### Requirement
Restate all of the material, keeping every line identical to the original.

### Data records
☆ ☆ ☆ ☆

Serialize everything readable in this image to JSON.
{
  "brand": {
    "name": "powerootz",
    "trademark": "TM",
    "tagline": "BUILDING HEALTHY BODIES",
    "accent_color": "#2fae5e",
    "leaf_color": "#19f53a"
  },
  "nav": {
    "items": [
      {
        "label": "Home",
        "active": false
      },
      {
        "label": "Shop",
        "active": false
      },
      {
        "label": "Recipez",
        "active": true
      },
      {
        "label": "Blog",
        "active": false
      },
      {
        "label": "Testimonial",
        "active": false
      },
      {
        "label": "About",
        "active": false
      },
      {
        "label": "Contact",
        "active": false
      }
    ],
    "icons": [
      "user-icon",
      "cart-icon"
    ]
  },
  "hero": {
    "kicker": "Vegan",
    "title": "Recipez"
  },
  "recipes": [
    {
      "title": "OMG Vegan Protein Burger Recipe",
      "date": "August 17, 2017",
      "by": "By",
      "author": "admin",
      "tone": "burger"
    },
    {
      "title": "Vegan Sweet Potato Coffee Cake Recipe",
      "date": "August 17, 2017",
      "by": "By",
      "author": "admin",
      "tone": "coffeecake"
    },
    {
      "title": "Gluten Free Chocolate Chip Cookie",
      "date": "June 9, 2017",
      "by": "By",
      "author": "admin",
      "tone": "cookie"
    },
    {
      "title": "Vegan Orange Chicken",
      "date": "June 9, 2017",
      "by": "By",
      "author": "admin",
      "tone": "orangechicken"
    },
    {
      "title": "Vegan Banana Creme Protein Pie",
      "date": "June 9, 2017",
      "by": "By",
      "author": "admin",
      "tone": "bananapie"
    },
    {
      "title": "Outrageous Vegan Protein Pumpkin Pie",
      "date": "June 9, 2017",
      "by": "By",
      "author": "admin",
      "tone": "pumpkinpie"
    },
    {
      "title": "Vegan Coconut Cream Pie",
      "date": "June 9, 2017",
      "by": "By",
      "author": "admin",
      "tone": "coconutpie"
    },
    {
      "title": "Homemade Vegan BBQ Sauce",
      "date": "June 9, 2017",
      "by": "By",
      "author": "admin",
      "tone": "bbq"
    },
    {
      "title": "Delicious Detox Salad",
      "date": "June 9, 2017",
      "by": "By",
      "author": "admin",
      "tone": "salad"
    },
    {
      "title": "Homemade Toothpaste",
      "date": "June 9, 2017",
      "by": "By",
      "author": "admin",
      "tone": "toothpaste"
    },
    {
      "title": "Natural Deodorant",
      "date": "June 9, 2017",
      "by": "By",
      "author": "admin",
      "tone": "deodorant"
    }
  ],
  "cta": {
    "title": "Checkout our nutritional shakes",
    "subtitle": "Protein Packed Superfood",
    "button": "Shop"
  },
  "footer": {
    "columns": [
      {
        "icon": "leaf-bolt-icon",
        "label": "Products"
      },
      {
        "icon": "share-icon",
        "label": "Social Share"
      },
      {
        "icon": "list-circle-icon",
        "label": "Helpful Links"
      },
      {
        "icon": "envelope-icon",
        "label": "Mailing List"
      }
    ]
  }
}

☆ ☆ ☆ ☆

### Task result
Serialize everything readable in this image to JSON.
{
  "brand": {
    "name": "powerootz",
    "trademark": "TM",
    "tagline": "BUILDING HEALTHY BODIES",
    "accent_color": "#2fae5e",
    "leaf_color": "#19f53a"
  },
  "nav": {
    "items": [
      {
        "label": "Home",
        "active": false
      },
      {
        "label": "Shop",
        "active": false
      },
      {
        "label": "Recipez",
        "active": true
      },
      {
        "label": "Blog",
        "active": false
      },
      {
        "label": "Testimonial",
        "active": false
      },
      {
        "label": "About",
        "active": false
      },
      {
        "label": "Contact",
        "active": false
      }
    ],
    "icons": [
      "user-icon",
      "cart-icon"
    ]
  },
  "hero": {
    "kicker": "Vegan",
    "title": "Recipez"
  },
  "recipes": [
    {
      "title": "OMG Vegan Protein Burger Recipe",
      "date": "August 17, 2017",
      "by": "By",
      "author": "admin",
      "tone": "burger"
    },
    {
      "title": "Vegan Sweet Potato Coffee Cake Recipe",
      "date": "August 17, 2017",
      "by": "By",
      "author": "admin",
      "tone": "coffeecake"
    },
    {
      "title": "Gluten Free Chocolate Chip Cookie",
      "date": "June 9, 2017",
      "by": "By",
      "author": "admin",
      "tone": "cookie"
    },
    {
      "title": "Vegan Orange Chicken",
      "date": "June 9, 2017",
      "by": "By",
      "author": "admin",
      "tone": "orangechicken"
    },
    {
      "title": "Vegan Banana Creme Protein Pie",
      "date": "June 9, 2017",
      "by": "By",
      "author": "admin",
      "tone": "bananapie"
    },
    {
      "title": "Outrageous Vegan Protein Pumpkin Pie",
      "date": "June 9, 2017",
      "by": "By",
      "author": "admin",
      "tone": "pumpkinpie"
    },
    {
      "title": "Vegan Coconut Cream Pie",
      "date": "June 9, 2017",
      "by": "By",
      "author": "admin",
      "tone": "coconutpie"
    },
    {
      "title": "Homemade Vegan BBQ Sauce",
      "date": "June 9, 2017",
      "by": "By",
      "author": "admin",
      "tone": "bbq"
    },
    {
      "title": "Delicious Detox Salad",
      "date": "June 9, 2017",
      "by": "By",
      "author": "admin",
      "tone": "salad"
    },
    {
      "title": "Homemade Toothpaste",
      "date": "June 9, 2017",
      "by": "By",
      "author": "admin",
      "tone": "toothpaste"
    },
    {
      "title": "Natural Deodorant",
      "date": "June 9, 2017",
      "by": "By",
      "author": "admin",
      "tone": "deodorant"
    }
  ],
  "cta": {
    "title": "Checkout our nutritional shakes",
    "subtitle": "Protein Packed Superfood",
    "button": "Shop"
  },
  "footer": {
    "columns": [
      {
        "icon": "leaf-bolt-icon",
        "label": "Products"
      },
      {
        "icon": "share-icon",
        "label": "Social Share"
      },
      {
        "icon": "list-circle-icon",
        "label": "Helpful Links"
      },
      {
        "icon": "envelope-icon",
        "label": "Mailing List"
      }
    ]
  }
}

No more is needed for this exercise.